## [Written instruction]
Verbatim output of all the material below is required.
--- Start Provided data ---
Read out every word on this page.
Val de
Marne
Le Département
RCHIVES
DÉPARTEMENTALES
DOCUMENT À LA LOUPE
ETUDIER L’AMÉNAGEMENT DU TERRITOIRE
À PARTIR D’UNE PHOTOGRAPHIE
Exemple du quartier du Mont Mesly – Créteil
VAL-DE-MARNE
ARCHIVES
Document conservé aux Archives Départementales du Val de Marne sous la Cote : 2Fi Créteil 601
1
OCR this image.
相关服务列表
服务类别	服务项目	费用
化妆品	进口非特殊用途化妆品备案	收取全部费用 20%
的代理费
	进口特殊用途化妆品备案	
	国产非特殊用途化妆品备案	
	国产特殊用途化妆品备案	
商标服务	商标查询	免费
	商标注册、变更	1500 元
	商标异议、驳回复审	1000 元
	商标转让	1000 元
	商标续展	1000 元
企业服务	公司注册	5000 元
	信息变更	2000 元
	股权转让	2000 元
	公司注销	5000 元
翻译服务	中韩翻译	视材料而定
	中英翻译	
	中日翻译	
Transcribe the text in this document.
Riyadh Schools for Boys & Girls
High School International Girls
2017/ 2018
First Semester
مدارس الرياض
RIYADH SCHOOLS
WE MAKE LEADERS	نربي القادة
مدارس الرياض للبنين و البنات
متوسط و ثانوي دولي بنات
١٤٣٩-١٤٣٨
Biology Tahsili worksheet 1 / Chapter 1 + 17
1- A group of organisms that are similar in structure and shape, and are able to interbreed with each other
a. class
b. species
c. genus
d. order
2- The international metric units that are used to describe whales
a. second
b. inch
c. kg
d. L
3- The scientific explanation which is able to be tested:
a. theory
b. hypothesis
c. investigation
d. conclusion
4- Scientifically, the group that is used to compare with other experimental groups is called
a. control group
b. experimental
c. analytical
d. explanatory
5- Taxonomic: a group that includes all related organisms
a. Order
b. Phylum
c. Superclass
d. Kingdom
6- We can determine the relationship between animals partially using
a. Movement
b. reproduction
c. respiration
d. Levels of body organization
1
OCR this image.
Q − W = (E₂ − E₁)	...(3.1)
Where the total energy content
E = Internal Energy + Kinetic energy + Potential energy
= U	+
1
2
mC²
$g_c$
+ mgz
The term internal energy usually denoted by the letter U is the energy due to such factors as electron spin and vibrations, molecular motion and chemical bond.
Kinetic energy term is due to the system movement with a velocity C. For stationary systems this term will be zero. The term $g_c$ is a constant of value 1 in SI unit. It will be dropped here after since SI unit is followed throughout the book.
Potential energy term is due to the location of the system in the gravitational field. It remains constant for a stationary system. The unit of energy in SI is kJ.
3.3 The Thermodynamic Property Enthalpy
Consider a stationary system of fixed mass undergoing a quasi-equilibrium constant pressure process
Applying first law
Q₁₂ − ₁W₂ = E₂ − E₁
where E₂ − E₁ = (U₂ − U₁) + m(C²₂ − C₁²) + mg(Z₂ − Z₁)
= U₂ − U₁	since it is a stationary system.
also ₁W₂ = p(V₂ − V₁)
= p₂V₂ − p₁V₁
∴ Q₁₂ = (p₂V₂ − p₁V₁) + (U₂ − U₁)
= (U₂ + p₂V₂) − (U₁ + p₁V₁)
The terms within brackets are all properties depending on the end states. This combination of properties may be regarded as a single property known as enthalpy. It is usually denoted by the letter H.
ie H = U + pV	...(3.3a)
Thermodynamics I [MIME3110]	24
--- End Provided data ---
## [Response]
Read out every word on this page.
Val de
Marne
Le Département
RCHIVES
DÉPARTEMENTALES
DOCUMENT À LA LOUPE
ETUDIER L’AMÉNAGEMENT DU TERRITOIRE
À PARTIR D’UNE PHOTOGRAPHIE
Exemple du quartier du Mont Mesly – Créteil
VAL-DE-MARNE
ARCHIVES
Document conservé aux Archives Départementales du Val de Marne sous la Cote : 2Fi Créteil 601
1
OCR this image.
相关服务列表
服务类别	服务项目	费用
化妆品	进口非特殊用途化妆品备案	收取全部费用 20%
的代理费
	进口特殊用途化妆品备案	
	国产非特殊用途化妆品备案	
	国产特殊用途化妆品备案	
商标服务	商标查询	免费
	商标注册、变更	1500 元
	商标异议、驳回复审	1000 元
	商标转让	1000 元
	商标续展	1000 元
企业服务	公司注册	5000 元
	信息变更	2000 元
	股权转让	2000 元
	公司注销	5000 元
翻译服务	中韩翻译	视材料而定
	中英翻译	
	中日翻译	
Transcribe the text in this document.
Riyadh Schools for Boys & Girls
High School International Girls
2017/ 2018
First Semester
مدارس الرياض
RIYADH SCHOOLS
WE MAKE LEADERS	نربي القادة
مدارس الرياض للبنين و البنات
متوسط و ثانوي دولي بنات
١٤٣٩-١٤٣٨
Biology Tahsili worksheet 1 / Chapter 1 + 17
1- A group of organisms that are similar in structure and shape, and are able to interbreed with each other
a. class
b. species
c. genus
d. order
2- The international metric units that are used to describe whales
a. second
b. inch
c. kg
d. L
3- The scientific explanation which is able to be tested:
a. theory
b. hypothesis
c. investigation
d. conclusion
4- Scientifically, the group that is used to compare with other experimental groups is called
a. control group
b. experimental
c. analytical
d. explanatory
5- Taxonomic: a group that includes all related organisms
a. Order
b. Phylum
c. Superclass
d. Kingdom
6- We can determine the relationship between animals partially using
a. Movement
b. reproduction
c. respiration
d. Levels of body organization
1
OCR this image.
Q − W = (E₂ − E₁)	...(3.1)
Where the total energy content
E = Internal Energy + Kinetic energy + Potential energy
= U	+
1
2
mC²
$g_c$
+ mgz
The term internal energy usually denoted by the letter U is the energy due to such factors as electron spin and vibrations, molecular motion and chemical bond.
Kinetic energy term is due to the system movement with a velocity C. For stationary systems this term will be zero. The term $g_c$ is a constant of value 1 in SI unit. It will be dropped here after since SI unit is followed throughout the book.
Potential energy term is due to the location of the system in the gravitational field. It remains constant for a stationary system. The unit of energy in SI is kJ.
3.3 The Thermodynamic Property Enthalpy
Consider a stationary system of fixed mass undergoing a quasi-equilibrium constant pressure process
Applying first law
Q₁₂ − ₁W₂ = E₂ − E₁
where E₂ − E₁ = (U₂ − U₁) + m(C²₂ − C₁²) + mg(Z₂ − Z₁)
= U₂ − U₁	since it is a stationary system.
also ₁W₂ = p(V₂ − V₁)
= p₂V₂ − p₁V₁
∴ Q₁₂ = (p₂V₂ − p₁V₁) + (U₂ − U₁)
= (U₂ + p₂V₂) − (U₁ + p₁V₁)
The terms within brackets are all properties depending on the end states. This combination of properties may be regarded as a single property known as enthalpy. It is usually denoted by the letter H.
ie H = U + pV	...(3.3a)
Thermodynamics I [MIME3110]	24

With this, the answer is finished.